Short problem: Set out every line bearing the string "použití".

START Records shown

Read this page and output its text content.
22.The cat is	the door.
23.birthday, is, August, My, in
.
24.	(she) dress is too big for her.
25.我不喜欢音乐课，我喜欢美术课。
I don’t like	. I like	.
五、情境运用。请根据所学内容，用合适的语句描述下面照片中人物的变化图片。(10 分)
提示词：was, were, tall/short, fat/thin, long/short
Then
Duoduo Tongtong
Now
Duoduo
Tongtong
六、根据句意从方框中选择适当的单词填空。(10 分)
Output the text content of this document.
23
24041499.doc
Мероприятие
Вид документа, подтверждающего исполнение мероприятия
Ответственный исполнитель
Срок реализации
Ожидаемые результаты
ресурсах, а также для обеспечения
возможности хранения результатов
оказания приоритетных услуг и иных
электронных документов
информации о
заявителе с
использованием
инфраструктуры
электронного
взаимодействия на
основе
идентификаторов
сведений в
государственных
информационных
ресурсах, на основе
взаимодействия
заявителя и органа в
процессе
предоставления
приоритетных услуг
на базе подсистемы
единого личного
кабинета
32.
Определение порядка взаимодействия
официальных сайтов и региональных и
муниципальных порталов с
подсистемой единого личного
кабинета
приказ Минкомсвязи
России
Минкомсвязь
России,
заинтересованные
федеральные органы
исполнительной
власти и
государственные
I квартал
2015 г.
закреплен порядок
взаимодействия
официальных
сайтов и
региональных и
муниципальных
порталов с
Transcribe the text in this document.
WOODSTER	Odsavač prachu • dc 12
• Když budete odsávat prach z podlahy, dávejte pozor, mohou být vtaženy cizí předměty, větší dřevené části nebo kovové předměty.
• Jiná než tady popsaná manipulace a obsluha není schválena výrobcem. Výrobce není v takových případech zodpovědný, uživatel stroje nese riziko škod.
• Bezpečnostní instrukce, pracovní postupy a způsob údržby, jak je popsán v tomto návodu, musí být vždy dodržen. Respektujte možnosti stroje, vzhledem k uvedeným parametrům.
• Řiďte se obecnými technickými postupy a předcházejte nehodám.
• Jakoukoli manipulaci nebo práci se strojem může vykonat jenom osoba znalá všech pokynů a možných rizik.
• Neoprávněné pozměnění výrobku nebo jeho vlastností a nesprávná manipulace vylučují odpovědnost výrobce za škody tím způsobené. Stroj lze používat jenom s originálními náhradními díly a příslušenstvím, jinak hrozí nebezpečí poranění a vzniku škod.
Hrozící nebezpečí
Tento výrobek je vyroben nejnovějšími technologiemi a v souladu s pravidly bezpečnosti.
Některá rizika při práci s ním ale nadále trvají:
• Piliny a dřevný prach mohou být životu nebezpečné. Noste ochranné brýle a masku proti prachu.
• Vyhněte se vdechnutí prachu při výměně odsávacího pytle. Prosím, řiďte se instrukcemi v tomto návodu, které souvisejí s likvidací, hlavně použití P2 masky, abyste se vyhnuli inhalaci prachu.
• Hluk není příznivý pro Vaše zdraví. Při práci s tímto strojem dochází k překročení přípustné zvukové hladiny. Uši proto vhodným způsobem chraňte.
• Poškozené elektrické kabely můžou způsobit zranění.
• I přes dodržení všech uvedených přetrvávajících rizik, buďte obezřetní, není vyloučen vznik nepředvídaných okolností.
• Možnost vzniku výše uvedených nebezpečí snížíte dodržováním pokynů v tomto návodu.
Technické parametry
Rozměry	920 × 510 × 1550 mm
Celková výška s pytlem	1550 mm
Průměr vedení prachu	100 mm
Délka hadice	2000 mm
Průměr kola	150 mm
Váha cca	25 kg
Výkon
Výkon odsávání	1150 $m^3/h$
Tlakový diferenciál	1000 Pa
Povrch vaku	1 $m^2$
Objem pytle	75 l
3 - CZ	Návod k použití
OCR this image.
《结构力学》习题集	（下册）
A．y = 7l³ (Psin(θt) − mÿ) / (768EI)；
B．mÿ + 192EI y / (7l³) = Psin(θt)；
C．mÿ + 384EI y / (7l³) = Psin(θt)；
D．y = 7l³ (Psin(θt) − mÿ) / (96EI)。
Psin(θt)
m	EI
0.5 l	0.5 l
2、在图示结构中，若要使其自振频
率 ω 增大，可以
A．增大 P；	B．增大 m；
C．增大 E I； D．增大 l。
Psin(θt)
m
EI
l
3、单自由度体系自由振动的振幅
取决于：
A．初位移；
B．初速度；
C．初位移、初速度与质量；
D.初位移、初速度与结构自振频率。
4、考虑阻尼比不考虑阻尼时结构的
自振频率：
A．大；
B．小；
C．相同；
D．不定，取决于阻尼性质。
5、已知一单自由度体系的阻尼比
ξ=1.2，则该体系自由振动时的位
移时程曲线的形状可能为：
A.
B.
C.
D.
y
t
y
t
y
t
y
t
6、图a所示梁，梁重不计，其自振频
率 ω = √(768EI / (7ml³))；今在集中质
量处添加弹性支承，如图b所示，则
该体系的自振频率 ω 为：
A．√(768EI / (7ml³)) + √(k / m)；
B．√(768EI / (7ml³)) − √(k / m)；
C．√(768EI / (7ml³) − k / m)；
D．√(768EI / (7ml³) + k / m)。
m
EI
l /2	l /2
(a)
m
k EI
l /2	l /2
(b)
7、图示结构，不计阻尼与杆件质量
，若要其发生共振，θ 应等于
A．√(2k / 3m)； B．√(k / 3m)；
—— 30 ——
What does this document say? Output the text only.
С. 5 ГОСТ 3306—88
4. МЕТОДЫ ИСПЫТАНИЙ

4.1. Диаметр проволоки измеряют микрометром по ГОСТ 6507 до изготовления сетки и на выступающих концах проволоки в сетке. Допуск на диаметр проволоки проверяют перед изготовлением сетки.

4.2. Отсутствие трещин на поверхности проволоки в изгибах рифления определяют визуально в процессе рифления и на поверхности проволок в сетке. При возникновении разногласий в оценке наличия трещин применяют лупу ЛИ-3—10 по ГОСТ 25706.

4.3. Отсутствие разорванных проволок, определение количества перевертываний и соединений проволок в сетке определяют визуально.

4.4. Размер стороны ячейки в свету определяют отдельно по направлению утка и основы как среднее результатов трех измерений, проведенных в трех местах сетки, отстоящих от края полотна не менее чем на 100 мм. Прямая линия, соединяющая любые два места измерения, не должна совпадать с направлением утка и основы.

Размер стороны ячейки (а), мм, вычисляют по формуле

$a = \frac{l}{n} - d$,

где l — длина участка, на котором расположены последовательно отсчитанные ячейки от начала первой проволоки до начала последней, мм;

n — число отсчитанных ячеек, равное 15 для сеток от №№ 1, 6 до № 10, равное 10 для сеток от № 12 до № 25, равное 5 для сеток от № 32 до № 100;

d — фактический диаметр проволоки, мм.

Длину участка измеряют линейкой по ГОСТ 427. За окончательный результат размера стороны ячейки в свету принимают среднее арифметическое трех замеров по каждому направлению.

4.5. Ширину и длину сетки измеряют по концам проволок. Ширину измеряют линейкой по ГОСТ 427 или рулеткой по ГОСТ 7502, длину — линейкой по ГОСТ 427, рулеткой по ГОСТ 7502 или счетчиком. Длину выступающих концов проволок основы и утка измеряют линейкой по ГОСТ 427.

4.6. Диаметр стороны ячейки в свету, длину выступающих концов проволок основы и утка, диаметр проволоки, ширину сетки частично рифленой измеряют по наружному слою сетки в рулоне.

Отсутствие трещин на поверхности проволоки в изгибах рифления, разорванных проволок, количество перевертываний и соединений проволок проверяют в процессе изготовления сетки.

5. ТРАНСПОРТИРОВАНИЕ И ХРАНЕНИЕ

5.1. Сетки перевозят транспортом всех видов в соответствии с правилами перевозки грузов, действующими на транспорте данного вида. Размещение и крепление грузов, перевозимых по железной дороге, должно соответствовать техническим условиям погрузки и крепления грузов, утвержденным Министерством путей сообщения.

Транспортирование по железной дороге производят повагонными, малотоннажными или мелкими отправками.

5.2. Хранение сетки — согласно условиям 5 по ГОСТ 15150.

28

END Records shown

Correct answer:
• Vyhněte se vdechnutí prachu při výměně odsávacího pytle. Prosím, řiďte se instrukcemi v tomto návodu, které souvisejí s likvidací, hlavně použití P2 masky, abyste se vyhnuli inhalaci prachu.
3 - CZ	Návod k použití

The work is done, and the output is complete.